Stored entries
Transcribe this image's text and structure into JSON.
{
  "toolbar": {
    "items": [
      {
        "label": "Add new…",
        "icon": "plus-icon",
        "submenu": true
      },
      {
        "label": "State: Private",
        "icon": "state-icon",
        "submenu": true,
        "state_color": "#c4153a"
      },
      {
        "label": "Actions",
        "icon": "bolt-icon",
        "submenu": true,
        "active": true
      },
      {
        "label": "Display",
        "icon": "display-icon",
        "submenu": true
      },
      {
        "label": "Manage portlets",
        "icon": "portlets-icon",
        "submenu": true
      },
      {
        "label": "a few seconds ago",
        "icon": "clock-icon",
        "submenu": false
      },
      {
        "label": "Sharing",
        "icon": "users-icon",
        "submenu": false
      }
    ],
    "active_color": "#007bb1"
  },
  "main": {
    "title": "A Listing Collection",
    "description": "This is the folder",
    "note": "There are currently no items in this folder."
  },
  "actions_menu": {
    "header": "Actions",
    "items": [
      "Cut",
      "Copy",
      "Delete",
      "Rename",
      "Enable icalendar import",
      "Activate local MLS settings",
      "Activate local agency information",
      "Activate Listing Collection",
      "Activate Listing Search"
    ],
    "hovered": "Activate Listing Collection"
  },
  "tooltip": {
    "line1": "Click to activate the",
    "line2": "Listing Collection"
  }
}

Directive >>
Look through the data above. Each line containing the word "portlets" needs to be copied.

Solution to the exercise >>
        "label": "Manage portlets",
        "icon": "portlets-icon",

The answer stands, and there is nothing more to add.